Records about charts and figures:
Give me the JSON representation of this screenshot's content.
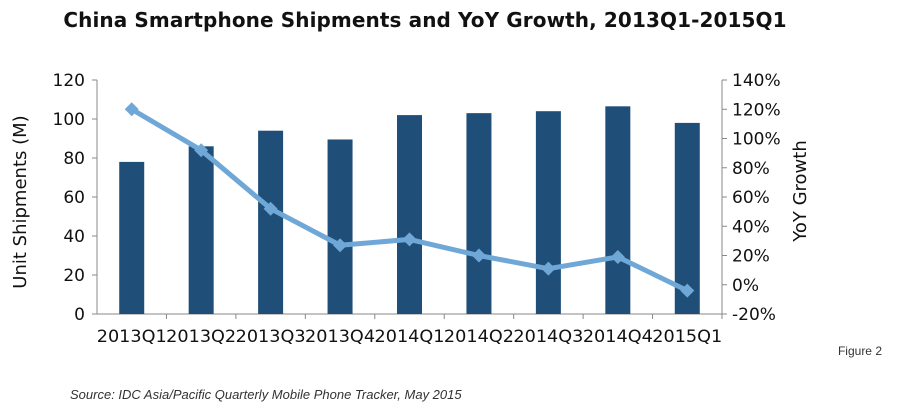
{
  "figure_label": "Figure 2",
  "source": "Source: IDC Asia/Pacific Quarterly Mobile Phone Tracker, May 2015",
  "colors": {
    "bars": "#1f4e79",
    "line": "#6fa8d6",
    "axis": "#888888"
  },
  "chart_data": {
    "type": "bar",
    "title": "China Smartphone Shipments and YoY Growth, 2013Q1-2015Q1",
    "categories": [
      "2013Q1",
      "2013Q2",
      "2013Q3",
      "2013Q4",
      "2014Q1",
      "2014Q2",
      "2014Q3",
      "2014Q4",
      "2015Q1"
    ],
    "ylabel": "Unit Shipments (M)",
    "y2label": "YoY Growth",
    "ylim": [
      0,
      120
    ],
    "yticks": [
      "0",
      "20",
      "40",
      "60",
      "80",
      "100",
      "120"
    ],
    "y2lim": [
      -20,
      140
    ],
    "y2ticks": [
      "-20%",
      "0%",
      "20%",
      "40%",
      "60%",
      "80%",
      "100%",
      "120%",
      "140%"
    ],
    "series": [
      {
        "name": "Unit Shipments (M)",
        "type": "bar",
        "axis": "left",
        "values": [
          78,
          86,
          94,
          89.5,
          102,
          103,
          104,
          106.5,
          98
        ]
      },
      {
        "name": "YoY Growth",
        "type": "line",
        "axis": "right",
        "values": [
          120,
          92,
          52,
          27,
          31,
          20,
          11,
          19,
          -4
        ]
      }
    ],
    "grid": false
  }
}
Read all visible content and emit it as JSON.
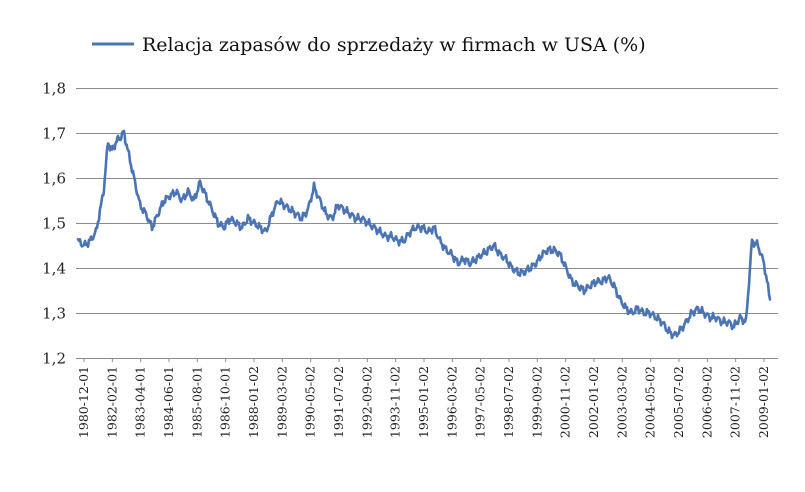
{
  "chart_data": {
    "type": "line",
    "title": "",
    "xlabel": "",
    "ylabel": "",
    "ylim": [
      1.2,
      1.8
    ],
    "yticks": [
      "1,2",
      "1,3",
      "1,4",
      "1,5",
      "1,6",
      "1,7",
      "1,8"
    ],
    "grid": true,
    "legend_position": "top",
    "xtick_labels": [
      "1980-12-01",
      "1982-02-01",
      "1983-04-01",
      "1984-06-01",
      "1985-08-01",
      "1986-10-01",
      "1988-01-02",
      "1989-03-02",
      "1990-05-02",
      "1991-07-02",
      "1992-09-02",
      "1993-11-02",
      "1995-01-02",
      "1996-03-02",
      "1997-05-02",
      "1998-07-02",
      "1999-09-02",
      "2000-11-02",
      "2002-01-02",
      "2003-03-02",
      "2004-05-02",
      "2005-07-02",
      "2006-09-02",
      "2007-11-02",
      "2009-01-02"
    ],
    "series": [
      {
        "name": "Relacja zapasów do sprzedaży w firmach w USA (%)",
        "color": "#4a74b4",
        "x": [
          "1980-12",
          "1981-03",
          "1981-06",
          "1981-09",
          "1981-12",
          "1982-01",
          "1982-03",
          "1982-05",
          "1982-07",
          "1982-09",
          "1982-11",
          "1983-01",
          "1983-04",
          "1983-07",
          "1983-10",
          "1984-01",
          "1984-04",
          "1984-07",
          "1984-10",
          "1985-01",
          "1985-04",
          "1985-07",
          "1985-10",
          "1986-01",
          "1986-04",
          "1986-07",
          "1986-10",
          "1987-01",
          "1987-04",
          "1987-07",
          "1987-10",
          "1988-01",
          "1988-04",
          "1988-07",
          "1988-10",
          "1989-01",
          "1989-04",
          "1989-07",
          "1989-10",
          "1990-01",
          "1990-04",
          "1990-07",
          "1990-10",
          "1991-01",
          "1991-04",
          "1991-07",
          "1991-10",
          "1992-01",
          "1992-04",
          "1992-07",
          "1992-10",
          "1993-01",
          "1993-04",
          "1993-07",
          "1993-10",
          "1994-01",
          "1994-04",
          "1994-07",
          "1994-10",
          "1995-01",
          "1995-04",
          "1995-07",
          "1995-10",
          "1996-01",
          "1996-04",
          "1996-07",
          "1996-10",
          "1997-01",
          "1997-04",
          "1997-07",
          "1997-10",
          "1998-01",
          "1998-04",
          "1998-07",
          "1998-10",
          "1999-01",
          "1999-04",
          "1999-07",
          "1999-10",
          "2000-01",
          "2000-04",
          "2000-07",
          "2000-10",
          "2001-01",
          "2001-04",
          "2001-07",
          "2001-10",
          "2002-01",
          "2002-04",
          "2002-07",
          "2002-10",
          "2003-01",
          "2003-04",
          "2003-07",
          "2003-10",
          "2004-01",
          "2004-04",
          "2004-07",
          "2004-10",
          "2005-01",
          "2005-04",
          "2005-07",
          "2005-10",
          "2006-01",
          "2006-04",
          "2006-07",
          "2006-10",
          "2007-01",
          "2007-04",
          "2007-07",
          "2007-10",
          "2008-01",
          "2008-04",
          "2008-07",
          "2008-10",
          "2009-01",
          "2009-04",
          "2009-07",
          "2009-10"
        ],
        "y": [
          1.46,
          1.45,
          1.46,
          1.48,
          1.55,
          1.58,
          1.68,
          1.66,
          1.68,
          1.69,
          1.7,
          1.66,
          1.6,
          1.54,
          1.52,
          1.49,
          1.52,
          1.55,
          1.56,
          1.57,
          1.55,
          1.57,
          1.55,
          1.59,
          1.56,
          1.53,
          1.5,
          1.49,
          1.51,
          1.5,
          1.49,
          1.51,
          1.5,
          1.49,
          1.48,
          1.52,
          1.55,
          1.54,
          1.53,
          1.52,
          1.51,
          1.53,
          1.58,
          1.55,
          1.52,
          1.51,
          1.54,
          1.53,
          1.52,
          1.51,
          1.51,
          1.5,
          1.49,
          1.48,
          1.47,
          1.47,
          1.46,
          1.46,
          1.48,
          1.49,
          1.49,
          1.48,
          1.49,
          1.46,
          1.44,
          1.43,
          1.41,
          1.42,
          1.41,
          1.42,
          1.43,
          1.44,
          1.45,
          1.43,
          1.42,
          1.4,
          1.39,
          1.39,
          1.4,
          1.41,
          1.43,
          1.44,
          1.44,
          1.43,
          1.4,
          1.37,
          1.36,
          1.35,
          1.36,
          1.37,
          1.37,
          1.38,
          1.36,
          1.33,
          1.31,
          1.3,
          1.31,
          1.3,
          1.3,
          1.29,
          1.28,
          1.26,
          1.25,
          1.26,
          1.28,
          1.3,
          1.31,
          1.3,
          1.29,
          1.29,
          1.28,
          1.28,
          1.27,
          1.29,
          1.28,
          1.46,
          1.45,
          1.41,
          1.33
        ]
      }
    ]
  }
}
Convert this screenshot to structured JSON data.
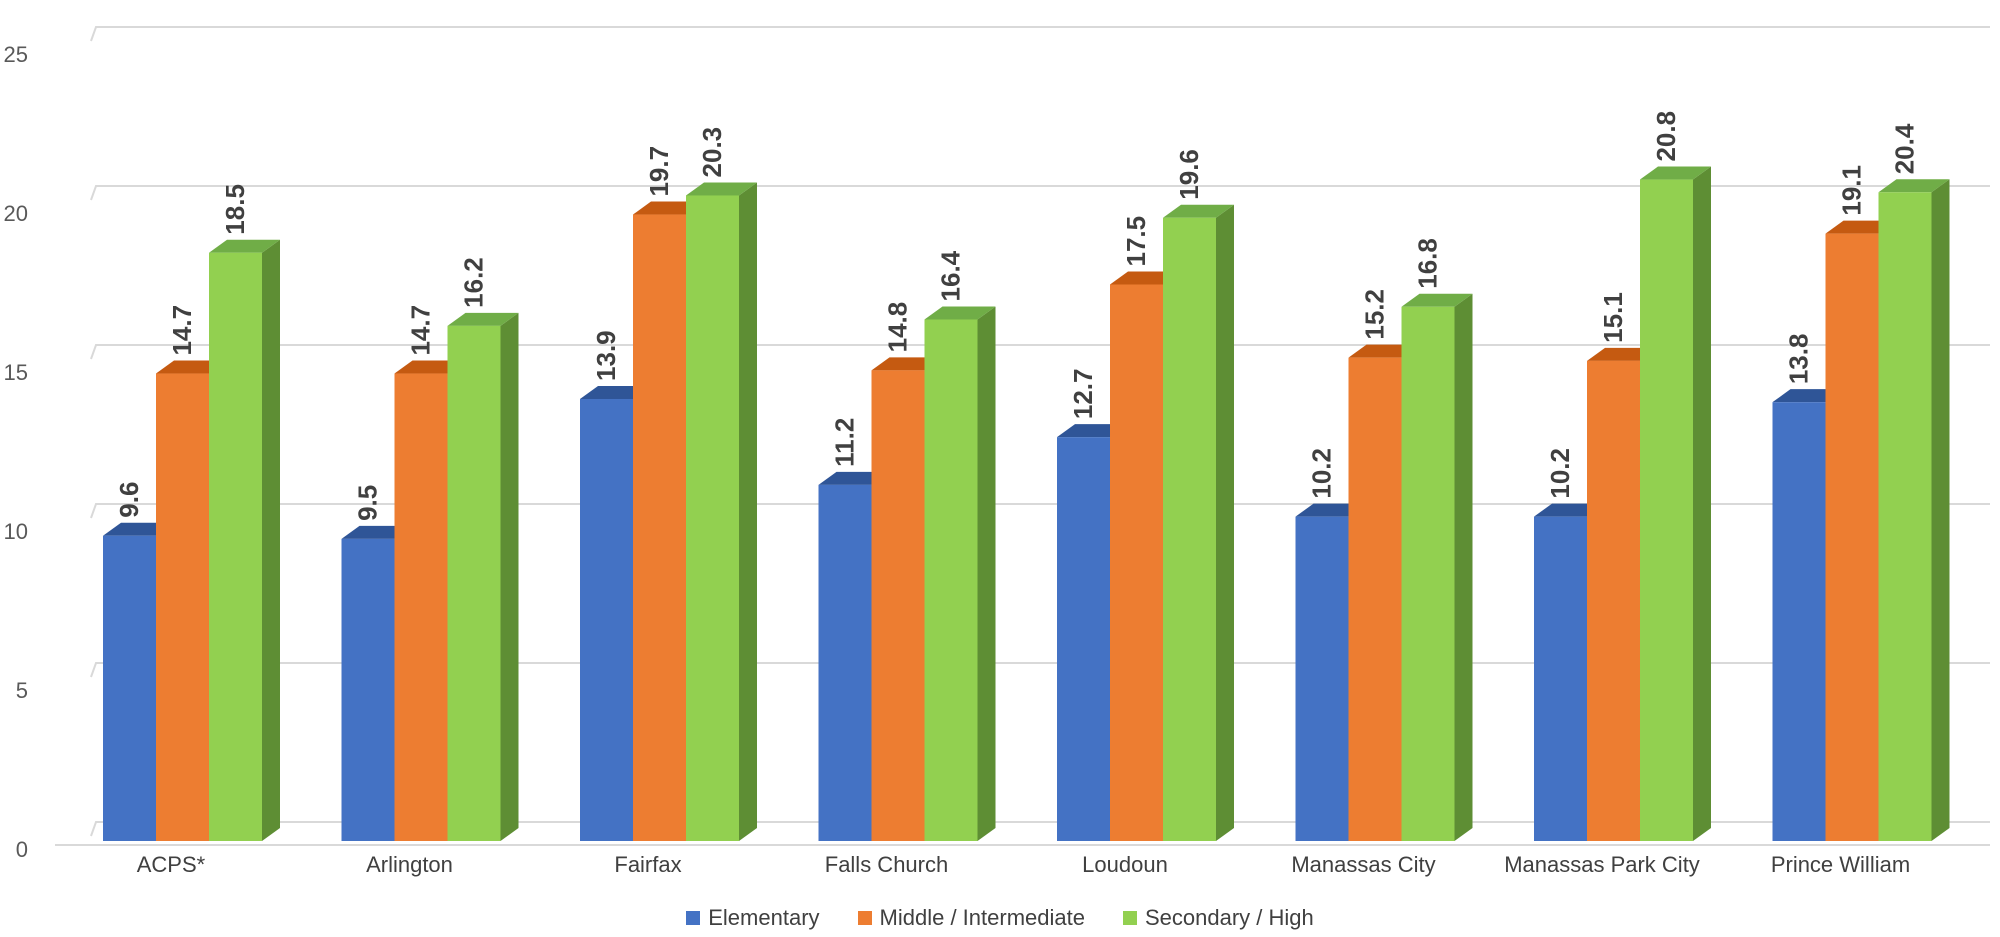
{
  "chart_data": {
    "type": "bar",
    "categories": [
      "ACPS*",
      "Arlington",
      "Fairfax",
      "Falls Church",
      "Loudoun",
      "Manassas City",
      "Manassas Park City",
      "Prince William"
    ],
    "series": [
      {
        "name": "Elementary",
        "values": [
          9.6,
          9.5,
          13.9,
          11.2,
          12.7,
          10.2,
          10.2,
          13.8
        ],
        "color": "#4472C4",
        "top": "#2F5597",
        "side": "#2F5597"
      },
      {
        "name": "Middle / Intermediate",
        "values": [
          14.7,
          14.7,
          19.7,
          14.8,
          17.5,
          15.2,
          15.1,
          19.1
        ],
        "color": "#ED7D31",
        "top": "#C55A11",
        "side": "#C55A11"
      },
      {
        "name": "Secondary / High",
        "values": [
          18.5,
          16.2,
          20.3,
          16.4,
          19.6,
          16.8,
          20.8,
          20.4
        ],
        "color": "#92D050",
        "top": "#70AD47",
        "side": "#5E8E34"
      }
    ],
    "y_ticks": [
      "0",
      "5",
      "10",
      "15",
      "20",
      "25"
    ],
    "ylim": [
      0,
      25
    ],
    "grid": true,
    "legend_position": "bottom",
    "title": "",
    "xlabel": "",
    "ylabel": ""
  }
}
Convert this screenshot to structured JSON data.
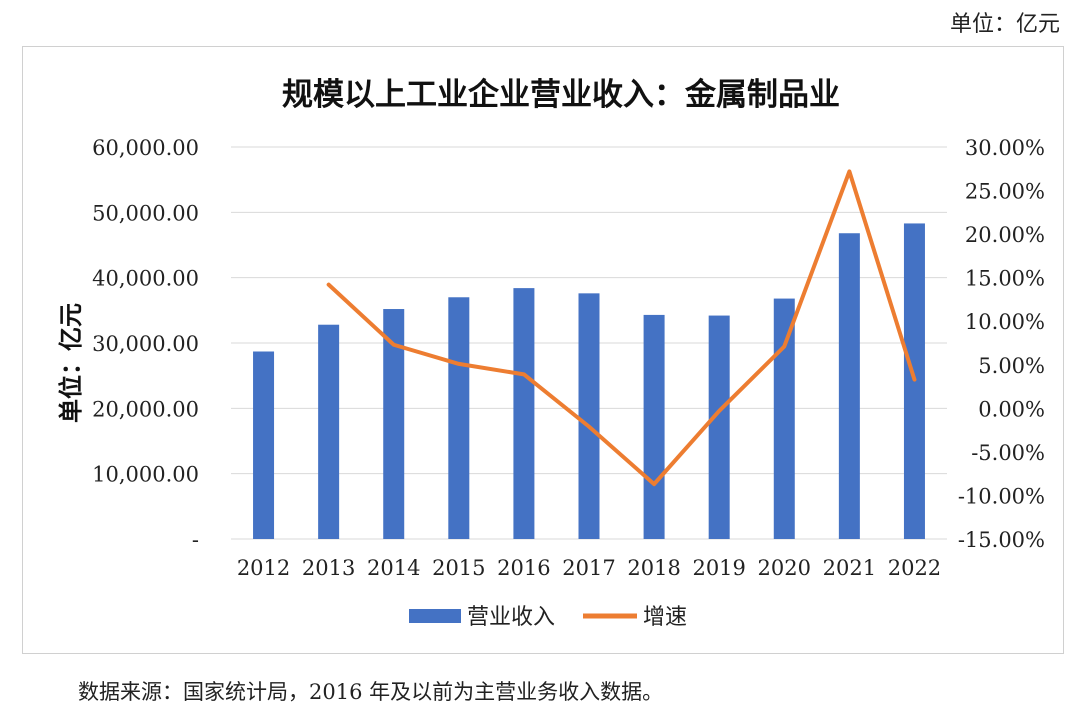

THE TASK
Identify all lines in the records above with the word "side".

PROBLEM SOLUTION
        "side": "#2F5597"
        "side": "#C55A11"
        "side": "#5E8E34"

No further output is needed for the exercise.